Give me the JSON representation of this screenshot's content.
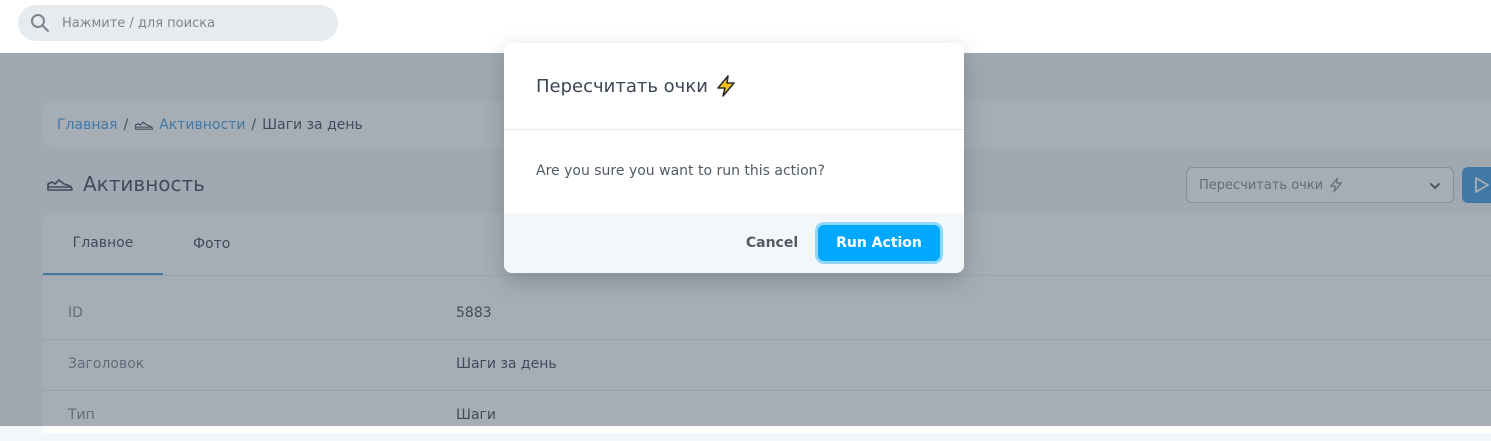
{
  "header": {
    "search": {
      "placeholder": "Нажмите / для поиска",
      "value": "",
      "icon": "search-icon"
    }
  },
  "breadcrumb": {
    "home": "Главная",
    "separator": "/",
    "section": "Активности",
    "section_icon": "shoe-icon",
    "current": "Шаги за день"
  },
  "page": {
    "title": "Активность",
    "title_icon": "shoe-icon",
    "action_select": {
      "selected": "Пересчитать очки",
      "icon": "lightning-icon"
    },
    "run_button_icon": "play-icon"
  },
  "tabs": [
    {
      "label": "Главное",
      "active": true
    },
    {
      "label": "Фото",
      "active": false
    }
  ],
  "fields": [
    {
      "label": "ID",
      "value": "5883"
    },
    {
      "label": "Заголовок",
      "value": "Шаги за день"
    },
    {
      "label": "Тип",
      "value": "Шаги"
    }
  ],
  "modal": {
    "title": "Пересчитать очки",
    "title_icon": "lightning-icon",
    "message": "Are you sure you want to run this action?",
    "cancel_label": "Cancel",
    "confirm_label": "Run Action"
  },
  "colors": {
    "primary": "#4099de",
    "confirm_button": "#01a8fe",
    "lightning": "#f5c518",
    "text": "#3c4655",
    "muted_text": "#7c858e"
  }
}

STATED GOAL:
Find the string "this" in the listing and return every line that holds it.

FULL SOLUTION:
Give me the JSON representation of this screenshot's content.
    "message": "Are you sure you want to run this action?",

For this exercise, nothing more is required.